── Dataset records
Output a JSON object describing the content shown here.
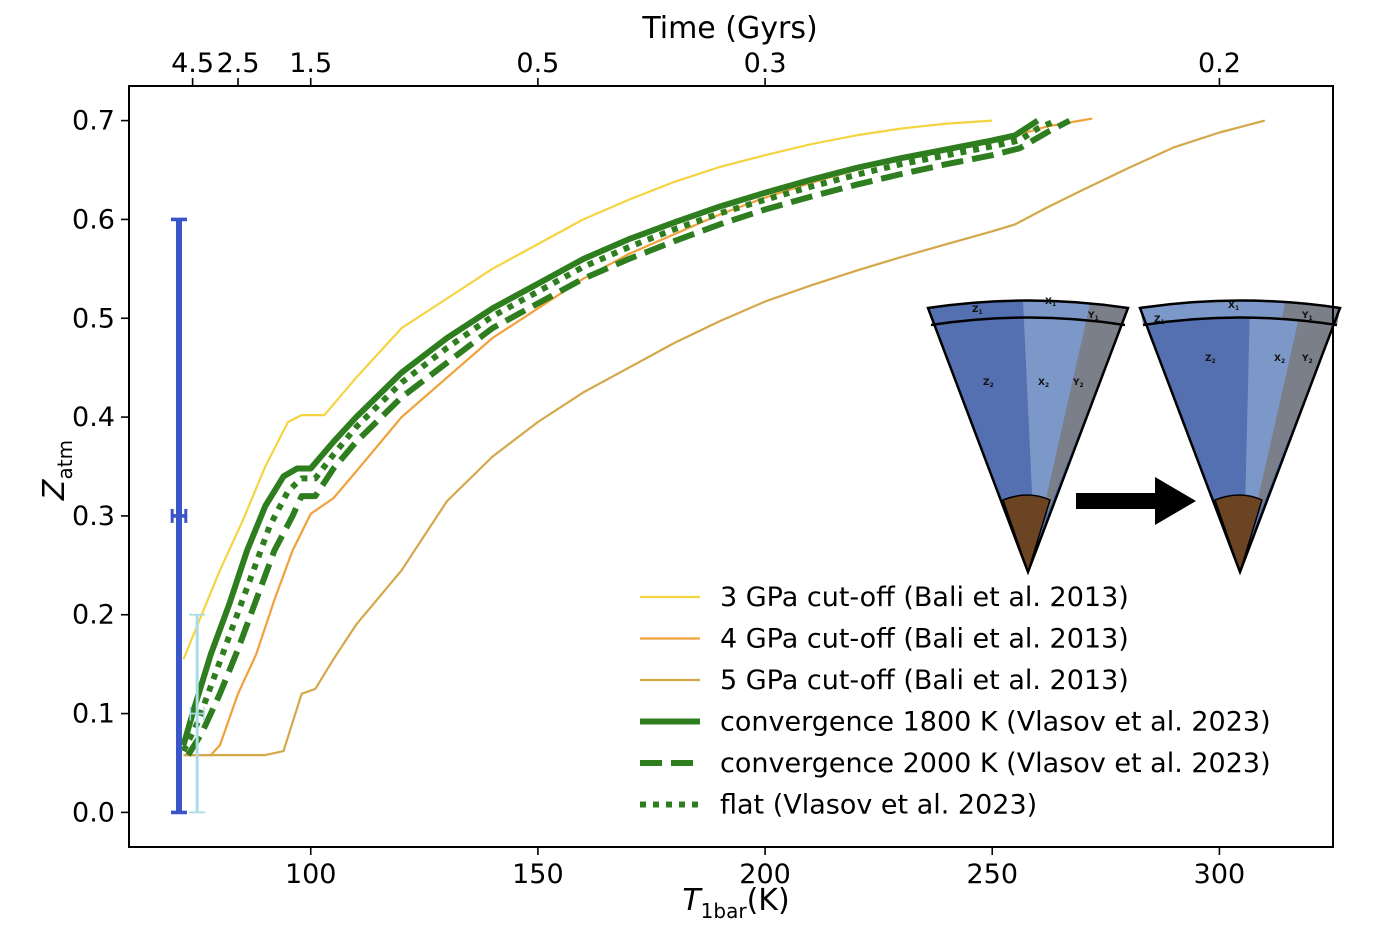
{
  "chart_data": {
    "type": "line",
    "xlabel": "T",
    "xlabel_sub": "1bar",
    "xlabel_unit": "(K)",
    "ylabel": "Z",
    "ylabel_sub": "atm",
    "top_axis_label": "Time (Gyrs)",
    "xlim": [
      60,
      325
    ],
    "ylim": [
      -0.035,
      0.735
    ],
    "xticks": [
      100,
      150,
      200,
      250,
      300
    ],
    "yticks": [
      "0.0",
      "0.1",
      "0.2",
      "0.3",
      "0.4",
      "0.5",
      "0.6",
      "0.7"
    ],
    "top_ticks": [
      {
        "label": "4.5",
        "at": 74
      },
      {
        "label": "2.5",
        "at": 84
      },
      {
        "label": "1.5",
        "at": 100
      },
      {
        "label": "0.5",
        "at": 150
      },
      {
        "label": "0.3",
        "at": 200
      },
      {
        "label": "0.2",
        "at": 300
      }
    ],
    "grid": false,
    "legend_position": "lower-right",
    "series": [
      {
        "name": "3 GPa cut-off (Bali et al. 2013)",
        "color": "#f5d442",
        "style": "solid",
        "width": "thin",
        "points": [
          [
            72,
            0.155
          ],
          [
            76,
            0.2
          ],
          [
            80,
            0.245
          ],
          [
            85,
            0.295
          ],
          [
            90,
            0.35
          ],
          [
            95,
            0.395
          ],
          [
            98,
            0.402
          ],
          [
            103,
            0.402
          ],
          [
            110,
            0.44
          ],
          [
            120,
            0.49
          ],
          [
            130,
            0.52
          ],
          [
            140,
            0.55
          ],
          [
            150,
            0.575
          ],
          [
            160,
            0.6
          ],
          [
            170,
            0.62
          ],
          [
            180,
            0.638
          ],
          [
            190,
            0.653
          ],
          [
            200,
            0.665
          ],
          [
            210,
            0.676
          ],
          [
            220,
            0.685
          ],
          [
            230,
            0.692
          ],
          [
            240,
            0.697
          ],
          [
            250,
            0.7
          ]
        ]
      },
      {
        "name": "4 GPa cut-off (Bali et al. 2013)",
        "color": "#f0a13a",
        "style": "solid",
        "width": "thin",
        "points": [
          [
            72,
            0.058
          ],
          [
            78,
            0.058
          ],
          [
            80,
            0.068
          ],
          [
            84,
            0.12
          ],
          [
            88,
            0.16
          ],
          [
            92,
            0.215
          ],
          [
            96,
            0.265
          ],
          [
            100,
            0.302
          ],
          [
            105,
            0.318
          ],
          [
            110,
            0.345
          ],
          [
            120,
            0.4
          ],
          [
            130,
            0.44
          ],
          [
            140,
            0.48
          ],
          [
            150,
            0.51
          ],
          [
            160,
            0.54
          ],
          [
            170,
            0.565
          ],
          [
            180,
            0.585
          ],
          [
            190,
            0.605
          ],
          [
            200,
            0.622
          ],
          [
            210,
            0.637
          ],
          [
            220,
            0.65
          ],
          [
            230,
            0.661
          ],
          [
            240,
            0.671
          ],
          [
            250,
            0.68
          ],
          [
            256,
            0.686
          ],
          [
            262,
            0.694
          ],
          [
            272,
            0.702
          ]
        ]
      },
      {
        "name": "5 GPa cut-off (Bali et al. 2013)",
        "color": "#d4a84a",
        "style": "solid",
        "width": "thin",
        "points": [
          [
            72,
            0.058
          ],
          [
            90,
            0.058
          ],
          [
            94,
            0.062
          ],
          [
            98,
            0.12
          ],
          [
            101,
            0.125
          ],
          [
            105,
            0.155
          ],
          [
            110,
            0.19
          ],
          [
            120,
            0.245
          ],
          [
            130,
            0.315
          ],
          [
            140,
            0.36
          ],
          [
            150,
            0.395
          ],
          [
            160,
            0.425
          ],
          [
            170,
            0.45
          ],
          [
            180,
            0.475
          ],
          [
            190,
            0.497
          ],
          [
            200,
            0.517
          ],
          [
            210,
            0.533
          ],
          [
            220,
            0.548
          ],
          [
            230,
            0.562
          ],
          [
            240,
            0.575
          ],
          [
            250,
            0.588
          ],
          [
            255,
            0.595
          ],
          [
            262,
            0.612
          ],
          [
            270,
            0.63
          ],
          [
            280,
            0.652
          ],
          [
            290,
            0.673
          ],
          [
            300,
            0.688
          ],
          [
            310,
            0.7
          ]
        ]
      },
      {
        "name": "convergence 1800 K (Vlasov et al. 2023)",
        "color": "#2e7d1e",
        "style": "solid",
        "width": "thick",
        "points": [
          [
            72,
            0.068
          ],
          [
            74,
            0.1
          ],
          [
            78,
            0.16
          ],
          [
            82,
            0.21
          ],
          [
            86,
            0.265
          ],
          [
            90,
            0.31
          ],
          [
            94,
            0.34
          ],
          [
            97,
            0.348
          ],
          [
            100,
            0.348
          ],
          [
            105,
            0.375
          ],
          [
            110,
            0.4
          ],
          [
            120,
            0.445
          ],
          [
            130,
            0.48
          ],
          [
            140,
            0.51
          ],
          [
            150,
            0.535
          ],
          [
            160,
            0.56
          ],
          [
            170,
            0.58
          ],
          [
            180,
            0.597
          ],
          [
            190,
            0.613
          ],
          [
            200,
            0.627
          ],
          [
            210,
            0.64
          ],
          [
            220,
            0.652
          ],
          [
            230,
            0.662
          ],
          [
            240,
            0.671
          ],
          [
            250,
            0.68
          ],
          [
            255,
            0.685
          ],
          [
            260,
            0.7
          ]
        ]
      },
      {
        "name": "convergence 2000 K (Vlasov et al. 2023)",
        "color": "#2e7d1e",
        "style": "dashed",
        "width": "thick",
        "points": [
          [
            73,
            0.058
          ],
          [
            76,
            0.08
          ],
          [
            80,
            0.12
          ],
          [
            84,
            0.165
          ],
          [
            88,
            0.215
          ],
          [
            92,
            0.265
          ],
          [
            96,
            0.3
          ],
          [
            98,
            0.32
          ],
          [
            101,
            0.32
          ],
          [
            105,
            0.348
          ],
          [
            110,
            0.375
          ],
          [
            120,
            0.42
          ],
          [
            130,
            0.455
          ],
          [
            140,
            0.49
          ],
          [
            150,
            0.515
          ],
          [
            160,
            0.54
          ],
          [
            170,
            0.56
          ],
          [
            180,
            0.578
          ],
          [
            190,
            0.595
          ],
          [
            200,
            0.61
          ],
          [
            210,
            0.623
          ],
          [
            220,
            0.635
          ],
          [
            230,
            0.646
          ],
          [
            240,
            0.656
          ],
          [
            250,
            0.665
          ],
          [
            256,
            0.672
          ],
          [
            262,
            0.688
          ],
          [
            267,
            0.7
          ]
        ]
      },
      {
        "name": "flat (Vlasov et al. 2023)",
        "color": "#2e7d1e",
        "style": "dotted",
        "width": "thick",
        "points": [
          [
            72,
            0.062
          ],
          [
            75,
            0.09
          ],
          [
            79,
            0.14
          ],
          [
            83,
            0.19
          ],
          [
            87,
            0.24
          ],
          [
            91,
            0.29
          ],
          [
            95,
            0.325
          ],
          [
            98,
            0.338
          ],
          [
            101,
            0.338
          ],
          [
            105,
            0.362
          ],
          [
            110,
            0.39
          ],
          [
            120,
            0.435
          ],
          [
            130,
            0.47
          ],
          [
            140,
            0.502
          ],
          [
            150,
            0.527
          ],
          [
            160,
            0.552
          ],
          [
            170,
            0.572
          ],
          [
            180,
            0.59
          ],
          [
            190,
            0.606
          ],
          [
            200,
            0.62
          ],
          [
            210,
            0.633
          ],
          [
            220,
            0.645
          ],
          [
            230,
            0.656
          ],
          [
            240,
            0.665
          ],
          [
            250,
            0.674
          ],
          [
            256,
            0.68
          ],
          [
            260,
            0.692
          ],
          [
            264,
            0.7
          ]
        ]
      }
    ],
    "error_bars": [
      {
        "color": "#3a55c8",
        "x": 71,
        "x_err": [
          1.5,
          1.5
        ],
        "y": 0.3,
        "y_range": [
          0.0,
          0.6
        ],
        "width": "thick"
      },
      {
        "color": "#a8dde6",
        "x": 75,
        "x_err": [
          1.5,
          1.5
        ],
        "y": 0.1,
        "y_range": [
          0.0,
          0.2
        ],
        "width": "medium"
      }
    ],
    "inset": {
      "description_labels": {
        "before": {
          "z1": "Z",
          "z1_sub": "1",
          "x1": "X",
          "x1_sub": "1",
          "y1": "Y",
          "y1_sub": "1",
          "z2": "Z",
          "z2_sub": "2",
          "x2": "X",
          "x2_sub": "2",
          "y2": "Y",
          "y2_sub": "2"
        },
        "after": {
          "z1": "Z",
          "z1_sub": "1",
          "x1": "X",
          "x1_sub": "1",
          "y1": "Y",
          "y1_sub": "1",
          "z2": "Z",
          "z2_sub": "2",
          "x2": "X",
          "x2_sub": "2",
          "y2": "Y",
          "y2_sub": "2"
        }
      },
      "colors": {
        "z": "#5470b0",
        "x": "#7c98c8",
        "y": "#7a7f8a",
        "core": "#6b4423",
        "arrow": "#000000"
      }
    }
  }
}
────
> _Work to do_:
In the material above, show every line where the word "Vlasov" turns up.

> _Final result_:
        "name": "convergence 1800 K (Vlasov et al. 2023)",
        "name": "convergence 2000 K (Vlasov et al. 2023)",
        "name": "flat (Vlasov et al. 2023)",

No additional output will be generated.